Task objective:
Below are the records. Gather each line that holds "faisal".
— start of Source records —
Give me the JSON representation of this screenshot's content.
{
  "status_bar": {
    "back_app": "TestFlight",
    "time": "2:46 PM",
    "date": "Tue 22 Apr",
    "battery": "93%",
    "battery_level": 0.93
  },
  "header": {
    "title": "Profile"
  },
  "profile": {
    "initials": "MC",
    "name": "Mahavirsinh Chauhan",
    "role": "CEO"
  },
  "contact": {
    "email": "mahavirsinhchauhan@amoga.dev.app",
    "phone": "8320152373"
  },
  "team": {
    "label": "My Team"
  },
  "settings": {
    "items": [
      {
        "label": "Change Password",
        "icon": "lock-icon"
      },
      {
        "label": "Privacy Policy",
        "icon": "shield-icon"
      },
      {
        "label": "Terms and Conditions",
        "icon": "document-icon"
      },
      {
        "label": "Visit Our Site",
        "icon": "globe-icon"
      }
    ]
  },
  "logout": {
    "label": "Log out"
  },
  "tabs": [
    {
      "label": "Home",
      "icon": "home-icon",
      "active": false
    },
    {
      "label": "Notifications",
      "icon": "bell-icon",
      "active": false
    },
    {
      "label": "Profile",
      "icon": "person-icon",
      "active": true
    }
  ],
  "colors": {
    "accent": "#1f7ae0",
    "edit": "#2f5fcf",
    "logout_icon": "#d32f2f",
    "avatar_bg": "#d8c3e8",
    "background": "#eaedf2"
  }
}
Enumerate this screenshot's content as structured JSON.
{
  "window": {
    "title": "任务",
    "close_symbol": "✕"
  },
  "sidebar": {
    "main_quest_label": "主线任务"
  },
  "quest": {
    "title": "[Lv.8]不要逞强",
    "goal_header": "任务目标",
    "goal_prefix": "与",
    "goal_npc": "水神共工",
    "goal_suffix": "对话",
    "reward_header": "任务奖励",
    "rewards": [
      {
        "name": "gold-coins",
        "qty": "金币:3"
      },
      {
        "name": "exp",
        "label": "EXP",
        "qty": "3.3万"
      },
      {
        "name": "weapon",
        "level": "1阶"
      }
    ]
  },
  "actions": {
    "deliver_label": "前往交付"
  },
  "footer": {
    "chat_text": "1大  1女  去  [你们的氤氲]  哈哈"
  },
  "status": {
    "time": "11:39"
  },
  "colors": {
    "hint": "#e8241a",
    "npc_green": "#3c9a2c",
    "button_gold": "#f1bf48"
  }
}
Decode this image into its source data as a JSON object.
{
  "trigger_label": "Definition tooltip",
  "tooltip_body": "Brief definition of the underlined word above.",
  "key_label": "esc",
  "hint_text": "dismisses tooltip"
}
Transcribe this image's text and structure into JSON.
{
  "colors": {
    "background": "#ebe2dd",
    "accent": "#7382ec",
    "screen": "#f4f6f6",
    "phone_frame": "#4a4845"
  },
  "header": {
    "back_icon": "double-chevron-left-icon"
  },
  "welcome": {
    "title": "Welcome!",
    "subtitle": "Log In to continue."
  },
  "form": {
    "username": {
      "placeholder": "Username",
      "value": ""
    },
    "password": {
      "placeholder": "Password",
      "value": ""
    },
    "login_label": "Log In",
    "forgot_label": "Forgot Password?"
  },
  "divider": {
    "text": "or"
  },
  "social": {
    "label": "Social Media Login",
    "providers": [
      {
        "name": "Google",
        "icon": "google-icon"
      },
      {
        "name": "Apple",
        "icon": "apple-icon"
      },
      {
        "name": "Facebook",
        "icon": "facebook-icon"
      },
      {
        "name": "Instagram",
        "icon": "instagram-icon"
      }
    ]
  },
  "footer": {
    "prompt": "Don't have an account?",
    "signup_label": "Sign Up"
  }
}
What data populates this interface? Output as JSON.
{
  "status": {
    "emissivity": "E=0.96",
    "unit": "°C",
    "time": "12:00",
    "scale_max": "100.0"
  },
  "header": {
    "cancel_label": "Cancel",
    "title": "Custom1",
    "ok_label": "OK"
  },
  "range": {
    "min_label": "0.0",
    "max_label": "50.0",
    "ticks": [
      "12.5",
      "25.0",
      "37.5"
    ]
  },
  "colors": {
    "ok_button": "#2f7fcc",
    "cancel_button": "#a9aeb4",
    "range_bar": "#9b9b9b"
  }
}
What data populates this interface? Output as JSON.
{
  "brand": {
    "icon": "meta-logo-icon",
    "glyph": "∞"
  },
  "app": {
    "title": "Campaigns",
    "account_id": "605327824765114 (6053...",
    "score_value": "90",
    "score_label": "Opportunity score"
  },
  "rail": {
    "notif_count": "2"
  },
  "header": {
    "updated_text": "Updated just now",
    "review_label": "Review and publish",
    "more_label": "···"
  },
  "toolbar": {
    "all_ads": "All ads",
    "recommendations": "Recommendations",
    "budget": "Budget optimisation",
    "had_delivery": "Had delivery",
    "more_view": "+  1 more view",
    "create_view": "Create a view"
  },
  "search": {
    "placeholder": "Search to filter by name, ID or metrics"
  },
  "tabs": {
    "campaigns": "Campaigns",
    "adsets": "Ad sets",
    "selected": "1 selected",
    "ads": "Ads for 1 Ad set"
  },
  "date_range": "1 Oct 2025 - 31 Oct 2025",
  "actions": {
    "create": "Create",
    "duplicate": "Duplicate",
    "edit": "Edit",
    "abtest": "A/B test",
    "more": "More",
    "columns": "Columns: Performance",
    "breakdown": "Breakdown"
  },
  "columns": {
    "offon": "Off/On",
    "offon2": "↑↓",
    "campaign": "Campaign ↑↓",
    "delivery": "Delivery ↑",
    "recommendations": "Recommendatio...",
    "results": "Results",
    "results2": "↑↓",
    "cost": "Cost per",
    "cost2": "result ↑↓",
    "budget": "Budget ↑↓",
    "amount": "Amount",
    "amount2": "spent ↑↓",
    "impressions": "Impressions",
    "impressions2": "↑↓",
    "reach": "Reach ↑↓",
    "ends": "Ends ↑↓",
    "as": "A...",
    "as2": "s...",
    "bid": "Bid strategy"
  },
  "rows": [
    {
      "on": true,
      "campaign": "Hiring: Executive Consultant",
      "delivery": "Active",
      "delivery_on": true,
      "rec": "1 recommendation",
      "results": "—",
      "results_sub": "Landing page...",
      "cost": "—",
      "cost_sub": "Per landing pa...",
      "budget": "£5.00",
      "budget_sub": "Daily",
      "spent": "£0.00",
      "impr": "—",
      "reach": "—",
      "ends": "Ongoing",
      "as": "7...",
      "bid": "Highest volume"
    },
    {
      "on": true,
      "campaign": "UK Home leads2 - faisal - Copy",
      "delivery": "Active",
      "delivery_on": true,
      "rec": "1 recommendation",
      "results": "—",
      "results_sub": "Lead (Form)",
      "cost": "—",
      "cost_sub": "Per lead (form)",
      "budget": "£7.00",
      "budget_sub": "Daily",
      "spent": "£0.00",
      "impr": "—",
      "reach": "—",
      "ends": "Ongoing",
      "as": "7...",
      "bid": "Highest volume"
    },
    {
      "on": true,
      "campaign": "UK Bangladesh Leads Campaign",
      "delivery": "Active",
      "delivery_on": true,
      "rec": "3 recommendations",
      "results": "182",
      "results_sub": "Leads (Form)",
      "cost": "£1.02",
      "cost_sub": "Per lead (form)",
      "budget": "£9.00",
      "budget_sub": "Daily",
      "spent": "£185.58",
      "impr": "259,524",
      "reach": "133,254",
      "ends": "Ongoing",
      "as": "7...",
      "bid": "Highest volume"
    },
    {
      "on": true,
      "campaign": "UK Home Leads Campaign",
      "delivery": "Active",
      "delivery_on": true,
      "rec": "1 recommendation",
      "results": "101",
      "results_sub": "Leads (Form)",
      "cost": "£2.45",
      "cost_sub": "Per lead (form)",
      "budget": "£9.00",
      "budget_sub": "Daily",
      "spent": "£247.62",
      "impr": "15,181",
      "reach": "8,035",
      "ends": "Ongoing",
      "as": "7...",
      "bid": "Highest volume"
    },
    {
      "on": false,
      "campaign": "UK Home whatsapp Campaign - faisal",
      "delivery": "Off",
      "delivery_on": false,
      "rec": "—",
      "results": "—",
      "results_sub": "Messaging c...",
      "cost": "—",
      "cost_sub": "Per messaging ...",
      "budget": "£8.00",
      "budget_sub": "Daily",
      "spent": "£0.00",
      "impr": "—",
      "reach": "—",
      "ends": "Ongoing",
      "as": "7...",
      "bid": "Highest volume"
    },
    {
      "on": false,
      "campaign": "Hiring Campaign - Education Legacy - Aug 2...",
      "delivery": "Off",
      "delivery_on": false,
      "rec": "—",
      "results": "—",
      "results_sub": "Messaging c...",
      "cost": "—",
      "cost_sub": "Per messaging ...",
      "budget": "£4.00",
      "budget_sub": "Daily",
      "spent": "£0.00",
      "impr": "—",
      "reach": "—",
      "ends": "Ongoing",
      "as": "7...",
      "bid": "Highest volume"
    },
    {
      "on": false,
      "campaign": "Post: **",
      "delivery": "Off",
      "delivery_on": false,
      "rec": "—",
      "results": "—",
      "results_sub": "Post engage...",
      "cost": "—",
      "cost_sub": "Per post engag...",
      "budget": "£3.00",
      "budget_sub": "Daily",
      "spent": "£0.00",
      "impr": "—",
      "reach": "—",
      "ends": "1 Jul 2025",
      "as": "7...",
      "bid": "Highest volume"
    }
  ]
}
— end of Source records —
Final result:
      "campaign": "UK Home leads2 - faisal - Copy",
      "campaign": "UK Home whatsapp Campaign - faisal",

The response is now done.